Collection entries:
>> begin
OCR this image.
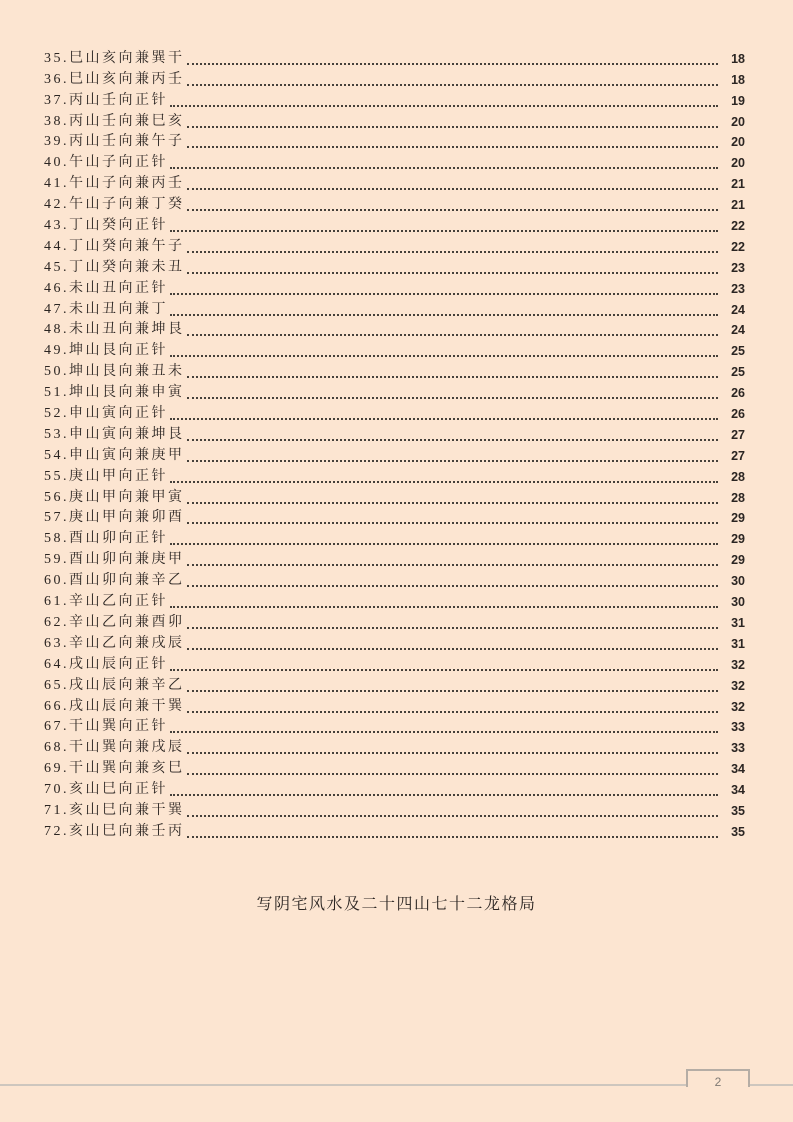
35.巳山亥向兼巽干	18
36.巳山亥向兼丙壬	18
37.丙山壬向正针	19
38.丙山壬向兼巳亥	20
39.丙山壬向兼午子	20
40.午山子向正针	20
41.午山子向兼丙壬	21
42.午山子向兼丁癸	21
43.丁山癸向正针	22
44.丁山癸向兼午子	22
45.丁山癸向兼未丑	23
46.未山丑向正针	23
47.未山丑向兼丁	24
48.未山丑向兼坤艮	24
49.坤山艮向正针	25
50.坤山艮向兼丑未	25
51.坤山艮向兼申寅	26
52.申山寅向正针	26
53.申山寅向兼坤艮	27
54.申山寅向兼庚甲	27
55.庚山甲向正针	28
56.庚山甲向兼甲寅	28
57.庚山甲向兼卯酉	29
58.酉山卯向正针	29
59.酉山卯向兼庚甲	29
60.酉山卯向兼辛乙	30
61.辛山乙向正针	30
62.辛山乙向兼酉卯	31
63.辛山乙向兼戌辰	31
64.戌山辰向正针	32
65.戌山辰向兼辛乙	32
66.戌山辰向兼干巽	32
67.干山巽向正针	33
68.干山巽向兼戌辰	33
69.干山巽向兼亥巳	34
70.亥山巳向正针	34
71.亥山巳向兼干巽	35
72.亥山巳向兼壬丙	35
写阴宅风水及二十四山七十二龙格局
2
>> end
EXERCISE ▸ Give every record back exactly as it reads, with no images.

TASK SOLUTION ▸
OCR this image.
35.巳山亥向兼巽干	18
36.巳山亥向兼丙壬	18
37.丙山壬向正针	19
38.丙山壬向兼巳亥	20
39.丙山壬向兼午子	20
40.午山子向正针	20
41.午山子向兼丙壬	21
42.午山子向兼丁癸	21
43.丁山癸向正针	22
44.丁山癸向兼午子	22
45.丁山癸向兼未丑	23
46.未山丑向正针	23
47.未山丑向兼丁	24
48.未山丑向兼坤艮	24
49.坤山艮向正针	25
50.坤山艮向兼丑未	25
51.坤山艮向兼申寅	26
52.申山寅向正针	26
53.申山寅向兼坤艮	27
54.申山寅向兼庚甲	27
55.庚山甲向正针	28
56.庚山甲向兼甲寅	28
57.庚山甲向兼卯酉	29
58.酉山卯向正针	29
59.酉山卯向兼庚甲	29
60.酉山卯向兼辛乙	30
61.辛山乙向正针	30
62.辛山乙向兼酉卯	31
63.辛山乙向兼戌辰	31
64.戌山辰向正针	32
65.戌山辰向兼辛乙	32
66.戌山辰向兼干巽	32
67.干山巽向正针	33
68.干山巽向兼戌辰	33
69.干山巽向兼亥巳	34
70.亥山巳向正针	34
71.亥山巳向兼干巽	35
72.亥山巳向兼壬丙	35
写阴宅风水及二十四山七十二龙格局
2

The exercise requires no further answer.